Exercise aim:
Return every line of the records below verbatim, with no pictures in the copy.

(Items from a figure collection)
· · · · · · ·
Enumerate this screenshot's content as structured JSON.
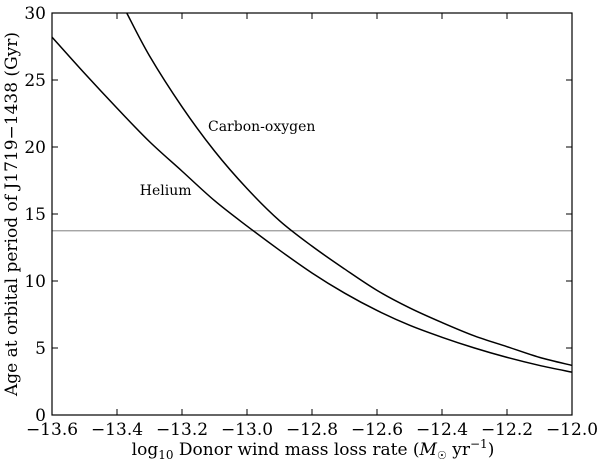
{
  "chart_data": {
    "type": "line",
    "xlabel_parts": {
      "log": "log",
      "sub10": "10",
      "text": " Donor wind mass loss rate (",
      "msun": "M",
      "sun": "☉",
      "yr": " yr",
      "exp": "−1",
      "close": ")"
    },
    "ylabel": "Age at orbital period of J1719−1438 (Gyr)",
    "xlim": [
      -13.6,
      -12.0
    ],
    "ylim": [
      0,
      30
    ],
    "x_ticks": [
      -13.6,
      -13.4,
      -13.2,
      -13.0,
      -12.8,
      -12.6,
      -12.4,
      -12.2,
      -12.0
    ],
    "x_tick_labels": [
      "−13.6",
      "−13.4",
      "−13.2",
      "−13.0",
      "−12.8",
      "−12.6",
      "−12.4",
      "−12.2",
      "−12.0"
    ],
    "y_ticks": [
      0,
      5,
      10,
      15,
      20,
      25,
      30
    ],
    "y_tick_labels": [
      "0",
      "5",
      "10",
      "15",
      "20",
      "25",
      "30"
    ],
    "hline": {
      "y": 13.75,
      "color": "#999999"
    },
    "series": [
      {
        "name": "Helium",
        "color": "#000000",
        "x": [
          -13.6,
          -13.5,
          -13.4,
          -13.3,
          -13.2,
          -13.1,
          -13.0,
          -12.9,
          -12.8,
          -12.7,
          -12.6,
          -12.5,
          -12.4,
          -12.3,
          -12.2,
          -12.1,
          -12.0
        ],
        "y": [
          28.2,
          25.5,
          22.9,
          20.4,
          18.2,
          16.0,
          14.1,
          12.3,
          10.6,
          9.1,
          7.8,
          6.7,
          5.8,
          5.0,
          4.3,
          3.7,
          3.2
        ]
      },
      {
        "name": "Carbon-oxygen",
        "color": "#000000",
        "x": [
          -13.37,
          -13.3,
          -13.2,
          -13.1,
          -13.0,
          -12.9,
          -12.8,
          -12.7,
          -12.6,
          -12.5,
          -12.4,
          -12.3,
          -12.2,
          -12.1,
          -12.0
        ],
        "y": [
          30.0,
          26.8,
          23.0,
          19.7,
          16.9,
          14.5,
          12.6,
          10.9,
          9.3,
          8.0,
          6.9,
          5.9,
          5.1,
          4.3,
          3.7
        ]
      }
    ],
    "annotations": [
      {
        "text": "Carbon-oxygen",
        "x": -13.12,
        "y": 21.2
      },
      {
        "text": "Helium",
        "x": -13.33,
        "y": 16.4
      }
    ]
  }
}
· · · · · · ·
Final result:
Enumerate this screenshot's content as structured JSON.
{
  "chart_data": {
    "type": "line",
    "xlabel_parts": {
      "log": "log",
      "sub10": "10",
      "text": " Donor wind mass loss rate (",
      "msun": "M",
      "sun": "☉",
      "yr": " yr",
      "exp": "−1",
      "close": ")"
    },
    "ylabel": "Age at orbital period of J1719−1438 (Gyr)",
    "xlim": [
      -13.6,
      -12.0
    ],
    "ylim": [
      0,
      30
    ],
    "x_ticks": [
      -13.6,
      -13.4,
      -13.2,
      -13.0,
      -12.8,
      -12.6,
      -12.4,
      -12.2,
      -12.0
    ],
    "x_tick_labels": [
      "−13.6",
      "−13.4",
      "−13.2",
      "−13.0",
      "−12.8",
      "−12.6",
      "−12.4",
      "−12.2",
      "−12.0"
    ],
    "y_ticks": [
      0,
      5,
      10,
      15,
      20,
      25,
      30
    ],
    "y_tick_labels": [
      "0",
      "5",
      "10",
      "15",
      "20",
      "25",
      "30"
    ],
    "hline": {
      "y": 13.75,
      "color": "#999999"
    },
    "series": [
      {
        "name": "Helium",
        "color": "#000000",
        "x": [
          -13.6,
          -13.5,
          -13.4,
          -13.3,
          -13.2,
          -13.1,
          -13.0,
          -12.9,
          -12.8,
          -12.7,
          -12.6,
          -12.5,
          -12.4,
          -12.3,
          -12.2,
          -12.1,
          -12.0
        ],
        "y": [
          28.2,
          25.5,
          22.9,
          20.4,
          18.2,
          16.0,
          14.1,
          12.3,
          10.6,
          9.1,
          7.8,
          6.7,
          5.8,
          5.0,
          4.3,
          3.7,
          3.2
        ]
      },
      {
        "name": "Carbon-oxygen",
        "color": "#000000",
        "x": [
          -13.37,
          -13.3,
          -13.2,
          -13.1,
          -13.0,
          -12.9,
          -12.8,
          -12.7,
          -12.6,
          -12.5,
          -12.4,
          -12.3,
          -12.2,
          -12.1,
          -12.0
        ],
        "y": [
          30.0,
          26.8,
          23.0,
          19.7,
          16.9,
          14.5,
          12.6,
          10.9,
          9.3,
          8.0,
          6.9,
          5.9,
          5.1,
          4.3,
          3.7
        ]
      }
    ],
    "annotations": [
      {
        "text": "Carbon-oxygen",
        "x": -13.12,
        "y": 21.2
      },
      {
        "text": "Helium",
        "x": -13.33,
        "y": 16.4
      }
    ]
  }
}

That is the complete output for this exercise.